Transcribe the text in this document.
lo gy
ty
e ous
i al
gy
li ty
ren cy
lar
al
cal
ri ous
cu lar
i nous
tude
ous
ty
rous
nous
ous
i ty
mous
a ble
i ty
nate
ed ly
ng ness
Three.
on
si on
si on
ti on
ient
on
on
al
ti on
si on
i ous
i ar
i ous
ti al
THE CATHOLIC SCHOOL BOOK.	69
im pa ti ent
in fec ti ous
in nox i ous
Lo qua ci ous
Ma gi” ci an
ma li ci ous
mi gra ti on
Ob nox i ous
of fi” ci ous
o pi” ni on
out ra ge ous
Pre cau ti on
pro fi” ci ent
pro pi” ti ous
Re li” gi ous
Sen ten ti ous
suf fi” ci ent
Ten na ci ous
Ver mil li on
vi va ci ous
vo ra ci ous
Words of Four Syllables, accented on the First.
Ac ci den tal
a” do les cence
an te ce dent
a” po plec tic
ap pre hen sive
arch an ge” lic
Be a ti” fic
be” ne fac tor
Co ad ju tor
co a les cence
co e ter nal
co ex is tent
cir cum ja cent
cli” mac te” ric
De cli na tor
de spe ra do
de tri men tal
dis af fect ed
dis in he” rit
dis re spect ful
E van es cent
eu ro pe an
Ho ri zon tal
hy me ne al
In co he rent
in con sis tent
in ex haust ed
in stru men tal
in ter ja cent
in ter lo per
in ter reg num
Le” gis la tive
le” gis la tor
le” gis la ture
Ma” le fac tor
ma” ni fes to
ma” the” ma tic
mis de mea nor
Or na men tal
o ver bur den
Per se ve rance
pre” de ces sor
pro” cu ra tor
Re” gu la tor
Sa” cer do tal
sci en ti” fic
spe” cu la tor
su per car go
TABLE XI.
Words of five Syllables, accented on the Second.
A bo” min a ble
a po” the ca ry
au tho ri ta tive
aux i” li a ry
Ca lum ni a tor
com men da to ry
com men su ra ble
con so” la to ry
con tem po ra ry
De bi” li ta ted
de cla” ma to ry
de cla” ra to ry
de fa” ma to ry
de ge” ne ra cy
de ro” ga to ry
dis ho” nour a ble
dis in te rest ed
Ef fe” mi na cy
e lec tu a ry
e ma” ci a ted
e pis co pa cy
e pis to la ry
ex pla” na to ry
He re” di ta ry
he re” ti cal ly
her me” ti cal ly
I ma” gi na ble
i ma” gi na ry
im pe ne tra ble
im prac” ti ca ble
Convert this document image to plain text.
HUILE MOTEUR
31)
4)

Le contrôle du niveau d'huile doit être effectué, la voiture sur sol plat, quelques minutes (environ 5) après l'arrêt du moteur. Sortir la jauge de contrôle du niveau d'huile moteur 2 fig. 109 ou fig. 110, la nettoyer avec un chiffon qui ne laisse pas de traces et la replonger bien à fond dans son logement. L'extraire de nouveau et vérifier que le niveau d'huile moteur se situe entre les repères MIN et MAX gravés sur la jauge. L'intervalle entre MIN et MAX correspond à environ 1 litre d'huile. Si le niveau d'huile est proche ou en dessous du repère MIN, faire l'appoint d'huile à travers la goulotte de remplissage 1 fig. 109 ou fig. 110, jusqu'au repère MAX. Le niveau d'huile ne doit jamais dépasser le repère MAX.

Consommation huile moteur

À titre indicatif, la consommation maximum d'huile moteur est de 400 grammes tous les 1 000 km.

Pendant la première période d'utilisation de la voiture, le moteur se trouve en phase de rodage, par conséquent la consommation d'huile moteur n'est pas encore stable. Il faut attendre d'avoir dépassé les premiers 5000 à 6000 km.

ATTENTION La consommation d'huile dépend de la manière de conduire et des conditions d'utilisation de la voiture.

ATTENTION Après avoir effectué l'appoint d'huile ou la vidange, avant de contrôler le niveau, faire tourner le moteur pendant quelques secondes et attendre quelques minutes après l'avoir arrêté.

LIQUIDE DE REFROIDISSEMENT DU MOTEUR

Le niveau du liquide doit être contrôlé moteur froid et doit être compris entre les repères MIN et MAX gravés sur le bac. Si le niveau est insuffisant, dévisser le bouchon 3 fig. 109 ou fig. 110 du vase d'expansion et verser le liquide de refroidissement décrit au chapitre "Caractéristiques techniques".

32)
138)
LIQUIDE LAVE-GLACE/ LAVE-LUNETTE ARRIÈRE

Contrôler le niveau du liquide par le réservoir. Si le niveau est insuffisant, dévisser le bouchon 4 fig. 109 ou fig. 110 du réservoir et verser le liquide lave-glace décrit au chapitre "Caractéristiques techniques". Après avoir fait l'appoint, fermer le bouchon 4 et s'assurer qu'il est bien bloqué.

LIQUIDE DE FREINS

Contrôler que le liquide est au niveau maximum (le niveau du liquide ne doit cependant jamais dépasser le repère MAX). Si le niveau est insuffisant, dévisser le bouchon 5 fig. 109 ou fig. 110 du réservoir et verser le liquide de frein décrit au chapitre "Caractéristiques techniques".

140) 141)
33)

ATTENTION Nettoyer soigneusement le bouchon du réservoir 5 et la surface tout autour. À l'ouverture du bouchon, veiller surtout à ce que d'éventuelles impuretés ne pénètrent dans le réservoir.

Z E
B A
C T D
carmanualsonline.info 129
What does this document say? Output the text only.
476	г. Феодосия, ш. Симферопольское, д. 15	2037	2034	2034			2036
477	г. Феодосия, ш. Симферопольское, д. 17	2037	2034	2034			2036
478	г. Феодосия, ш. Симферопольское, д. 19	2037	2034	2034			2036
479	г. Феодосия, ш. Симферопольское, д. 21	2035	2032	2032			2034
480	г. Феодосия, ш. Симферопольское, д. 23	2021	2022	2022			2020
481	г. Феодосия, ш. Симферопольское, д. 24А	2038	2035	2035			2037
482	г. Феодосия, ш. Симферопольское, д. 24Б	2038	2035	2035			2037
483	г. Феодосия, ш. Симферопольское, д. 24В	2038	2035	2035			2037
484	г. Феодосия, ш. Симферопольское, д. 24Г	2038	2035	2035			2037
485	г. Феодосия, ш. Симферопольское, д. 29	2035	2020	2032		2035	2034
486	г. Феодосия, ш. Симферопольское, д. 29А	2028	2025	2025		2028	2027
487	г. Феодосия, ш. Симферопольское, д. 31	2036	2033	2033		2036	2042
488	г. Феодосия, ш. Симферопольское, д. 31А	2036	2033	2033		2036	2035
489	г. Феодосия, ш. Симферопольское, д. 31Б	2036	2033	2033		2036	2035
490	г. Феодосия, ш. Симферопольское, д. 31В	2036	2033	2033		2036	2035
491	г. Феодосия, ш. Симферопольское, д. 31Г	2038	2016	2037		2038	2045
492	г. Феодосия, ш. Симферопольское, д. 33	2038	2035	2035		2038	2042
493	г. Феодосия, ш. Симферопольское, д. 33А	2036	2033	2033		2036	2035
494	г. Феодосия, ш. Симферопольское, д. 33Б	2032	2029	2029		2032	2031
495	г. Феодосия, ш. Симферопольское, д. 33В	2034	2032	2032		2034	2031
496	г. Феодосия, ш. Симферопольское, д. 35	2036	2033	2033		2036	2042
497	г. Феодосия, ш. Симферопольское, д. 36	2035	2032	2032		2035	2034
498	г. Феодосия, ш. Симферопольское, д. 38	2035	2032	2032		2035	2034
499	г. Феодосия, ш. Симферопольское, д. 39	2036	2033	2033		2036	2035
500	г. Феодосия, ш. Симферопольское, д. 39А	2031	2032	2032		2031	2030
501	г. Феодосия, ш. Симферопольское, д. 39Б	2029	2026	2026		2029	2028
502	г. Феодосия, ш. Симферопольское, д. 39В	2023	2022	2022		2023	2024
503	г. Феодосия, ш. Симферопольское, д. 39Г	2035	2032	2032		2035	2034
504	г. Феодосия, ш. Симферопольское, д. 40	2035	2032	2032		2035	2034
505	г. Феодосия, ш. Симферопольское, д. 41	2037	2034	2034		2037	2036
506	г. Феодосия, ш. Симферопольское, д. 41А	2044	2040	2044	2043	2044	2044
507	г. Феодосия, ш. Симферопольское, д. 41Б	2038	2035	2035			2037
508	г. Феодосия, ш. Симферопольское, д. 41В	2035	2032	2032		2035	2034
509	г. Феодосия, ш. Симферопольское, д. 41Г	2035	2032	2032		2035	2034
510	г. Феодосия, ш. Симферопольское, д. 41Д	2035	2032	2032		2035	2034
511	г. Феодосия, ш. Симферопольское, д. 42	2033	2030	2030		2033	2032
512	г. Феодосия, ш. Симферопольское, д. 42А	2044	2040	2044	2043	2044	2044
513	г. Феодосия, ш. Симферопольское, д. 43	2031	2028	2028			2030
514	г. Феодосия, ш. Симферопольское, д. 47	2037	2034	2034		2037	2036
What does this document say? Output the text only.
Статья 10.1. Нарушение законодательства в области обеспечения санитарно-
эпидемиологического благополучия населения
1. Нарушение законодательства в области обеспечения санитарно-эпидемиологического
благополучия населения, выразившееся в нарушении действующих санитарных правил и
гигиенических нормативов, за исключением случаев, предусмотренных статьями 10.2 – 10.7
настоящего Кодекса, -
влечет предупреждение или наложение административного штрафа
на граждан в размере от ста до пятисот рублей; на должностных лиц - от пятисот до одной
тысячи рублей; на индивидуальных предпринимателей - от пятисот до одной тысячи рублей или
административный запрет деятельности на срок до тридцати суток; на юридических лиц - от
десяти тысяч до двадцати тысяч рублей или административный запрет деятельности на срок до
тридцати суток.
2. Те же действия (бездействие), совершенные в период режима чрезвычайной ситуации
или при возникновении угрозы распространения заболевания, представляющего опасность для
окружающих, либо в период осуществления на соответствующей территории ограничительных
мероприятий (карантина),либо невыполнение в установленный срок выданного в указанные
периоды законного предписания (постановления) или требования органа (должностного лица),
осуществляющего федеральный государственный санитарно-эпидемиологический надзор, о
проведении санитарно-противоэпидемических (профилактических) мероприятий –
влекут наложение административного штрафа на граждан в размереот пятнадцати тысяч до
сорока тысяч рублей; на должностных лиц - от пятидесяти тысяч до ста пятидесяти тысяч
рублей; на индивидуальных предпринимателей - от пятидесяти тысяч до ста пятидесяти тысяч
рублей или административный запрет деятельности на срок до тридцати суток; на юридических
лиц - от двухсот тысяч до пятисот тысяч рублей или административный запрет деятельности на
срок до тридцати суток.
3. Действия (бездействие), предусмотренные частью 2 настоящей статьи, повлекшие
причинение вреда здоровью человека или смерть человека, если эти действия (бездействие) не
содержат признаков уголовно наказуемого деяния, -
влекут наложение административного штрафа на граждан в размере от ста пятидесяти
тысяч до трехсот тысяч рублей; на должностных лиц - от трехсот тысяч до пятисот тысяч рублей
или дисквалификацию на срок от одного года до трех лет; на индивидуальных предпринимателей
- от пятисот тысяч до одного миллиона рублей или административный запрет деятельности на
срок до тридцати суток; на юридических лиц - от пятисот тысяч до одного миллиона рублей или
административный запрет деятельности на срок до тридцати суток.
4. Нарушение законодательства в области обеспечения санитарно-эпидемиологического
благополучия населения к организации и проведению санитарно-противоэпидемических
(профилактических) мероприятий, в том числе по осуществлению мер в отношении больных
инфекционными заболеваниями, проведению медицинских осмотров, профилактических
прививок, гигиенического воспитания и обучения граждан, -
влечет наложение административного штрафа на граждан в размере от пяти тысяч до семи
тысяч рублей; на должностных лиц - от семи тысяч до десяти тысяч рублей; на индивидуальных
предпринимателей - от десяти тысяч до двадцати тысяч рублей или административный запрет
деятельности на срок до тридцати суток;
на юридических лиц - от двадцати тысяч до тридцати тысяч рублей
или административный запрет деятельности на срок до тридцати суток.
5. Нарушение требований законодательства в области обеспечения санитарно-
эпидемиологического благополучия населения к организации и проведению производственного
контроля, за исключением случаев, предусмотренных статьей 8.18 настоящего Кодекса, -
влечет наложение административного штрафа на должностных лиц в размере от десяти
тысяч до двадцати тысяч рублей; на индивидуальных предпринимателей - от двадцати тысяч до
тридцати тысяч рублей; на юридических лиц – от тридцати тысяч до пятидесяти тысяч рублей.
⁂
▸ TASK OBJECTIVE
Report how many lines of the listing hold the word "обеспечения", with nothing but the number.

▸ RESULT OF THIS TASK
4